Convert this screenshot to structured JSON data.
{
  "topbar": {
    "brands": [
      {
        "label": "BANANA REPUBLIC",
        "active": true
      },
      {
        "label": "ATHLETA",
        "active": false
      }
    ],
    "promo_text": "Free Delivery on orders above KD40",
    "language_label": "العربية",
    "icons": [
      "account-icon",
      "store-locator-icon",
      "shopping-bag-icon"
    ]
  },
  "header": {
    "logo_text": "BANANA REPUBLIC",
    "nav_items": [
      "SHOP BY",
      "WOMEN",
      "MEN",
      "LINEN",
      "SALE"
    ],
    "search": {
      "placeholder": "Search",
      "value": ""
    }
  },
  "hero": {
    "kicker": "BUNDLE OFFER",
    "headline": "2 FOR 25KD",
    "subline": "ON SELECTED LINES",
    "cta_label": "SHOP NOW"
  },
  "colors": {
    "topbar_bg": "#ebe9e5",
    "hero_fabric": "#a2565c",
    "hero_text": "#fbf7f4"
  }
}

INSTRUCTIONS FOR THE TASK
Copy out each record from above, exactly.

WRITTEN RESPONSE
Convert this screenshot to structured JSON data.
{
  "topbar": {
    "brands": [
      {
        "label": "BANANA REPUBLIC",
        "active": true
      },
      {
        "label": "ATHLETA",
        "active": false
      }
    ],
    "promo_text": "Free Delivery on orders above KD40",
    "language_label": "العربية",
    "icons": [
      "account-icon",
      "store-locator-icon",
      "shopping-bag-icon"
    ]
  },
  "header": {
    "logo_text": "BANANA REPUBLIC",
    "nav_items": [
      "SHOP BY",
      "WOMEN",
      "MEN",
      "LINEN",
      "SALE"
    ],
    "search": {
      "placeholder": "Search",
      "value": ""
    }
  },
  "hero": {
    "kicker": "BUNDLE OFFER",
    "headline": "2 FOR 25KD",
    "subline": "ON SELECTED LINES",
    "cta_label": "SHOP NOW"
  },
  "colors": {
    "topbar_bg": "#ebe9e5",
    "hero_fabric": "#a2565c",
    "hero_text": "#fbf7f4"
  }
}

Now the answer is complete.